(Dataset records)
■ ■ ■

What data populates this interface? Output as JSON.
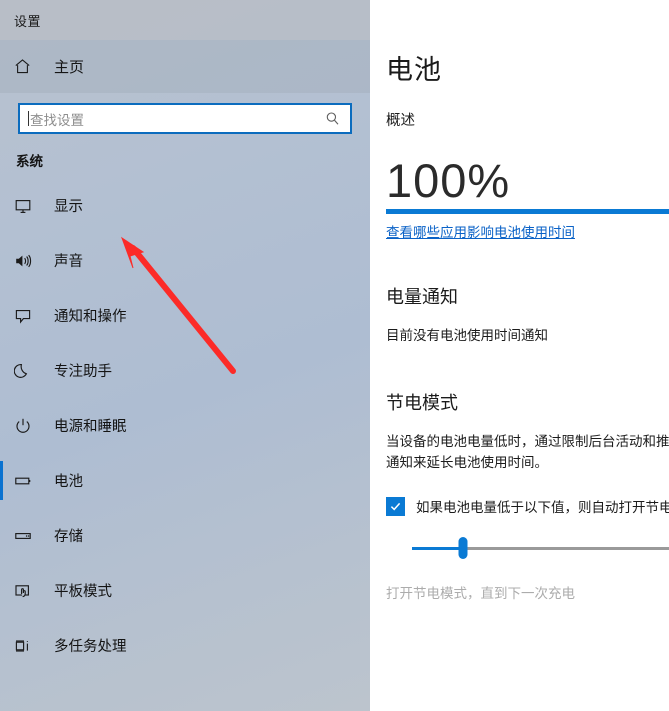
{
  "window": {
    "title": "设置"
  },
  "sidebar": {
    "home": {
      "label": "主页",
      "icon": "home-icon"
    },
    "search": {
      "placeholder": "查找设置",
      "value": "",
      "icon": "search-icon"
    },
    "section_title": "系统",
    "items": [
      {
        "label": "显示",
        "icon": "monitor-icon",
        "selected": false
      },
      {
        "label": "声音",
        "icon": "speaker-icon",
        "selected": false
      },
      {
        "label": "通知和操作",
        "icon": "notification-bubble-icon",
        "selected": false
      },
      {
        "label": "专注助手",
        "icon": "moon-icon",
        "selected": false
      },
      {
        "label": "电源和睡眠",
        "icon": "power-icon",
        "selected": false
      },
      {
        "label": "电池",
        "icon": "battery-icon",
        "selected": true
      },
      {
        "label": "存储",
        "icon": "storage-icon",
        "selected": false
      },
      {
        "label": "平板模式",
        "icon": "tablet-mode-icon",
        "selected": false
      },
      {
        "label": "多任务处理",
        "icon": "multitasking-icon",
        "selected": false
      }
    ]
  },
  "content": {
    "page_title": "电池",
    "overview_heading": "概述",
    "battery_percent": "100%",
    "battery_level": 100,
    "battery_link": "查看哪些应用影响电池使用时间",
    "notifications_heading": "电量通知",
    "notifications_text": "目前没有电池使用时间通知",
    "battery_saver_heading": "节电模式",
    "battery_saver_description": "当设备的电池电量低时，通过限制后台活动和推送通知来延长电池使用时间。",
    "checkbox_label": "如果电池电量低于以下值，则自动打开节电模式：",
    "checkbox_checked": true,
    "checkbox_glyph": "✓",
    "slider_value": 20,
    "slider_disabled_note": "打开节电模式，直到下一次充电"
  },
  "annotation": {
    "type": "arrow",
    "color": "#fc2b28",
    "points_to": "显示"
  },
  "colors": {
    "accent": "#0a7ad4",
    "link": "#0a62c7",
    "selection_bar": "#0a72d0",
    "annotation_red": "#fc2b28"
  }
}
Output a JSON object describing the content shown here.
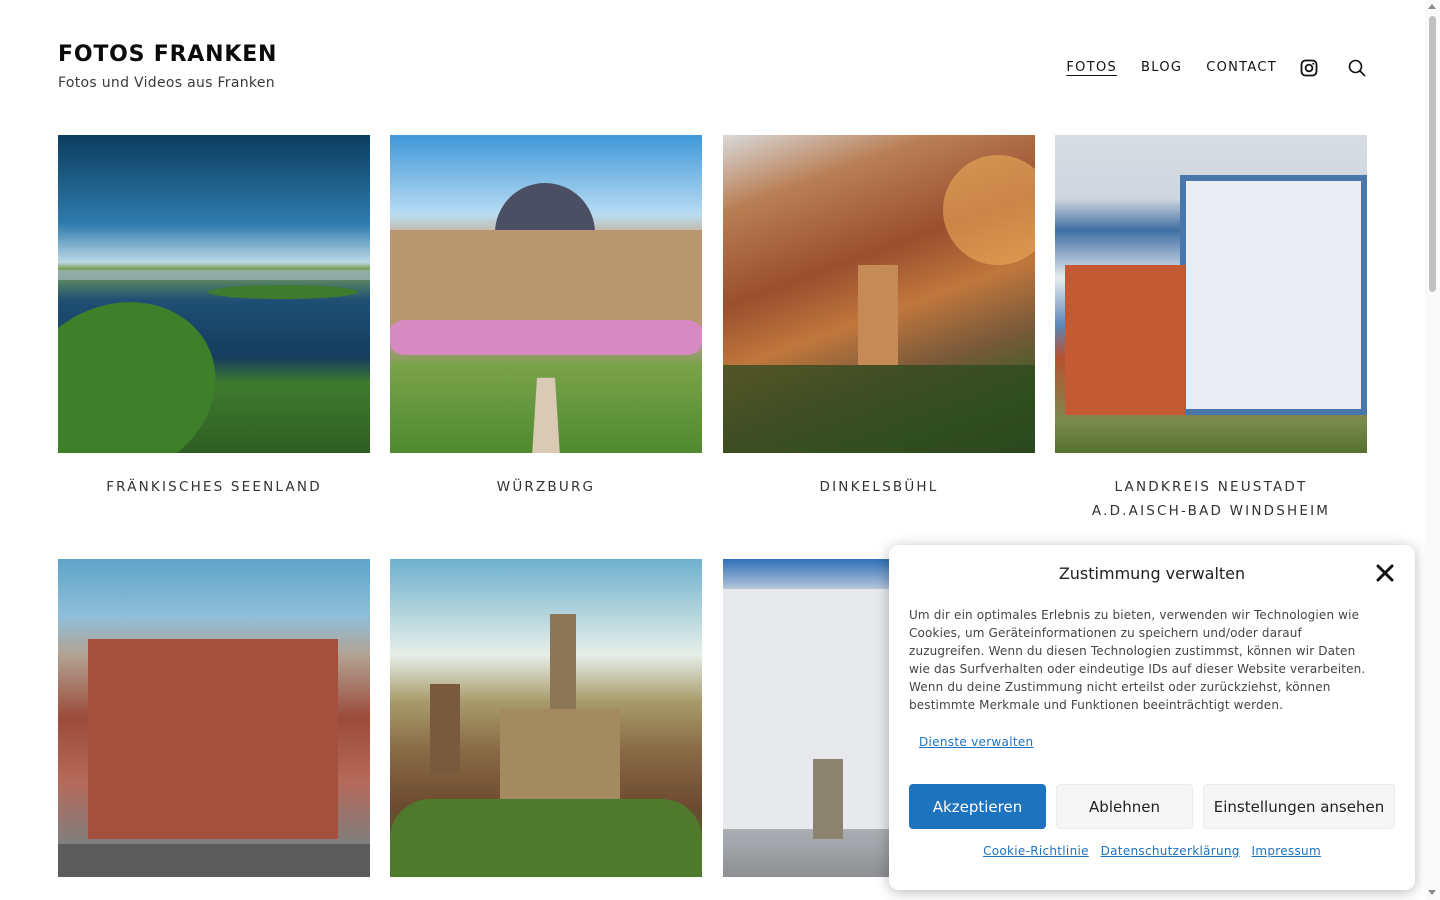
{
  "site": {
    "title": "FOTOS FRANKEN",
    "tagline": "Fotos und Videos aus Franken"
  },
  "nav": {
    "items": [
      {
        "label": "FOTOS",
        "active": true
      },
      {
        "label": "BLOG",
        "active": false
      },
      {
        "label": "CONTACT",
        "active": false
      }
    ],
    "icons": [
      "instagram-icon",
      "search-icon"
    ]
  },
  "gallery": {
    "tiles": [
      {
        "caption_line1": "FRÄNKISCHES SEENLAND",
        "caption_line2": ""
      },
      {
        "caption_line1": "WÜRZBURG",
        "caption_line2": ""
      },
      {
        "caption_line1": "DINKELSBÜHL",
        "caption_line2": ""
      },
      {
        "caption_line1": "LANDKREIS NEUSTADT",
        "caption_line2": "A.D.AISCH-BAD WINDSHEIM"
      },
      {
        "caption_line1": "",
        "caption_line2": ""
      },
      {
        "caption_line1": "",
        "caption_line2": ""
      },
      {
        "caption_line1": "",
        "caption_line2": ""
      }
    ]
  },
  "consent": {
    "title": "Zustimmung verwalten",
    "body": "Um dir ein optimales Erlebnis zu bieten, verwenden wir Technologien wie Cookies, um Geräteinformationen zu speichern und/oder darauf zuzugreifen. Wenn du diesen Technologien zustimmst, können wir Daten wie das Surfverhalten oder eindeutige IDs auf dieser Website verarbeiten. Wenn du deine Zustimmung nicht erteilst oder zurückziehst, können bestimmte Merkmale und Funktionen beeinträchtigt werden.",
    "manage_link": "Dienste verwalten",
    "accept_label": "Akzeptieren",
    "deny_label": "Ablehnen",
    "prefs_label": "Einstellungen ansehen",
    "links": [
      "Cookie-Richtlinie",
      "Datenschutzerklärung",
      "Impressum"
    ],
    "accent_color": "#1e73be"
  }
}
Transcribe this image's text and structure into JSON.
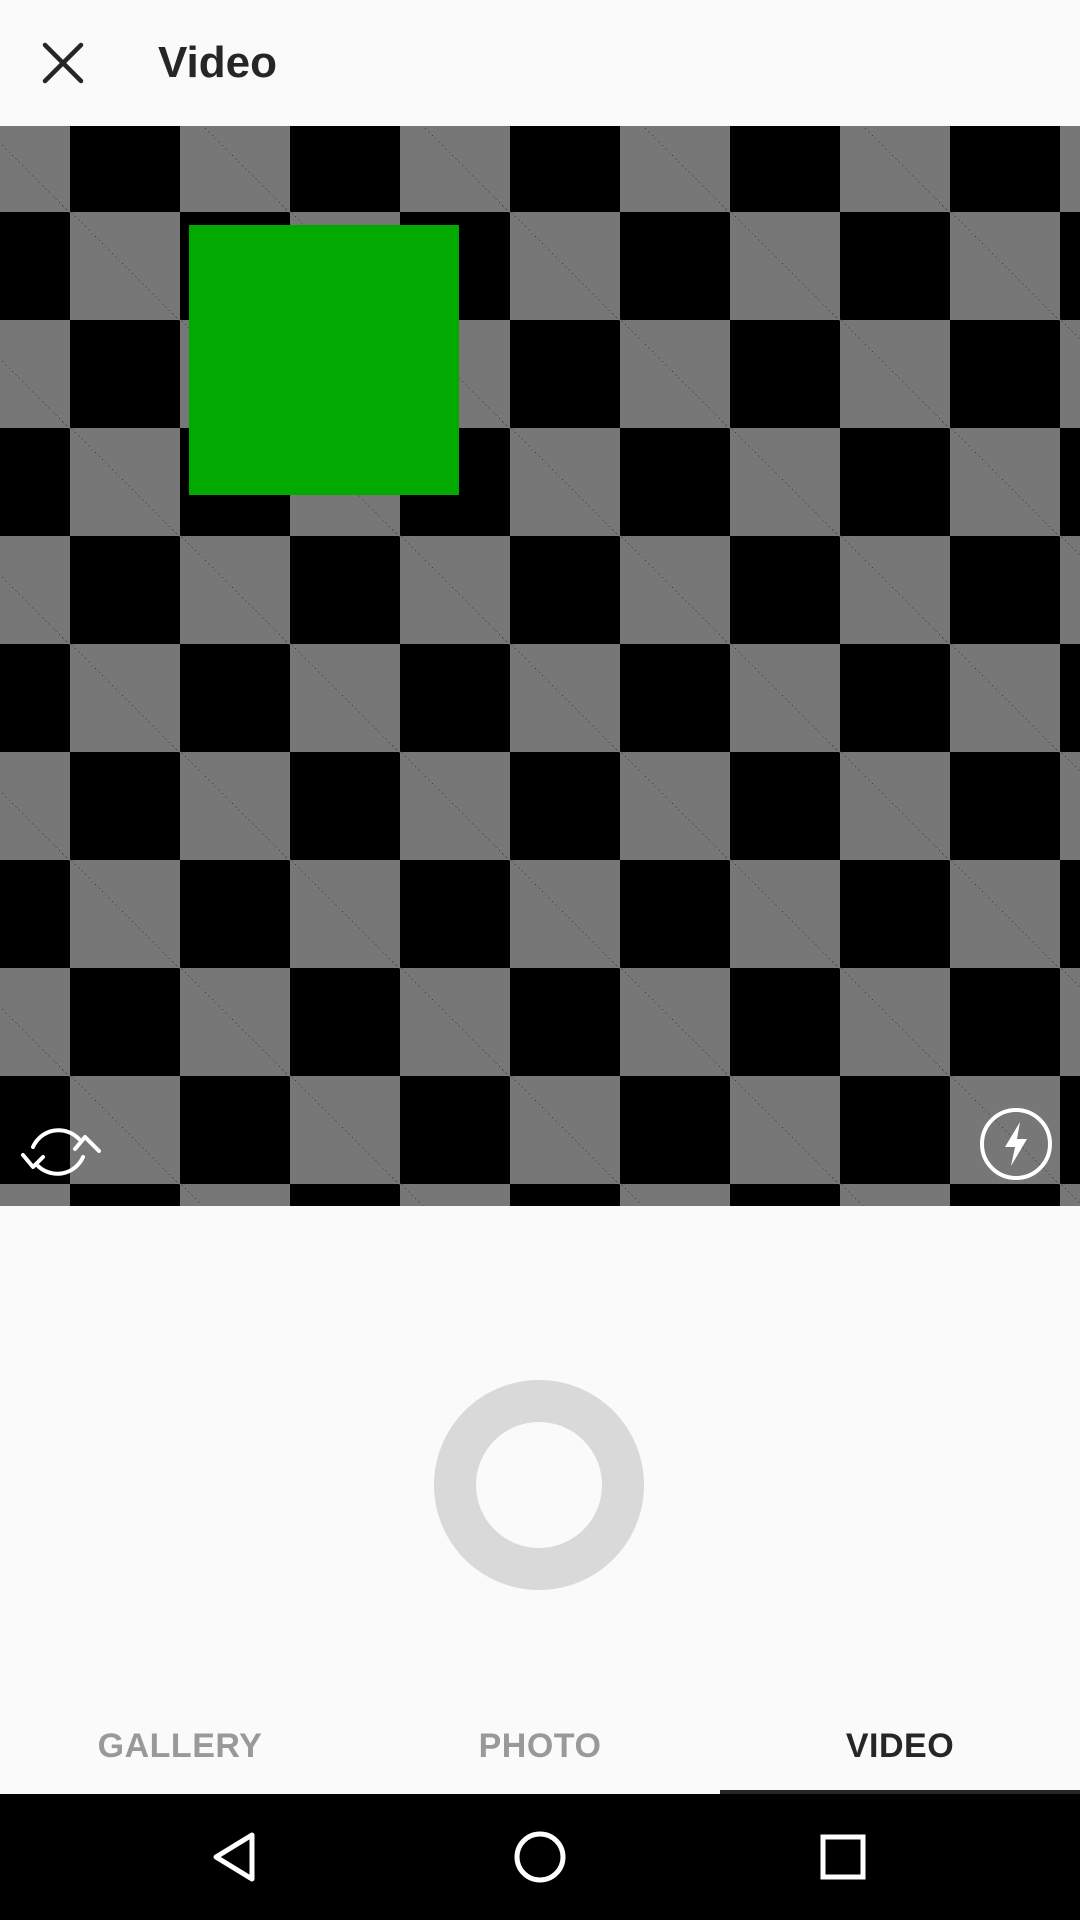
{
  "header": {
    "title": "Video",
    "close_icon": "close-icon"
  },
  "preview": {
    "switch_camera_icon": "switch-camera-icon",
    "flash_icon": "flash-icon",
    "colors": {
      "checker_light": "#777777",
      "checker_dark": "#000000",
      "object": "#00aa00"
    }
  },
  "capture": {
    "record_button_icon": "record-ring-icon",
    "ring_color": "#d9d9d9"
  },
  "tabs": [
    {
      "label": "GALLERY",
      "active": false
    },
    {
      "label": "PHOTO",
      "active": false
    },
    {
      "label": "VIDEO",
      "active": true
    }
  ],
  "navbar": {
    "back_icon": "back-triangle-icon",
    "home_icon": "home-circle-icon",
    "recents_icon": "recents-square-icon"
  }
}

■ ■ ■

[Task instructions] Of the lines above, copy each that contains "search".

[Response to this task]
    "search": {
      "icon": "search-icon"
      "search-icon"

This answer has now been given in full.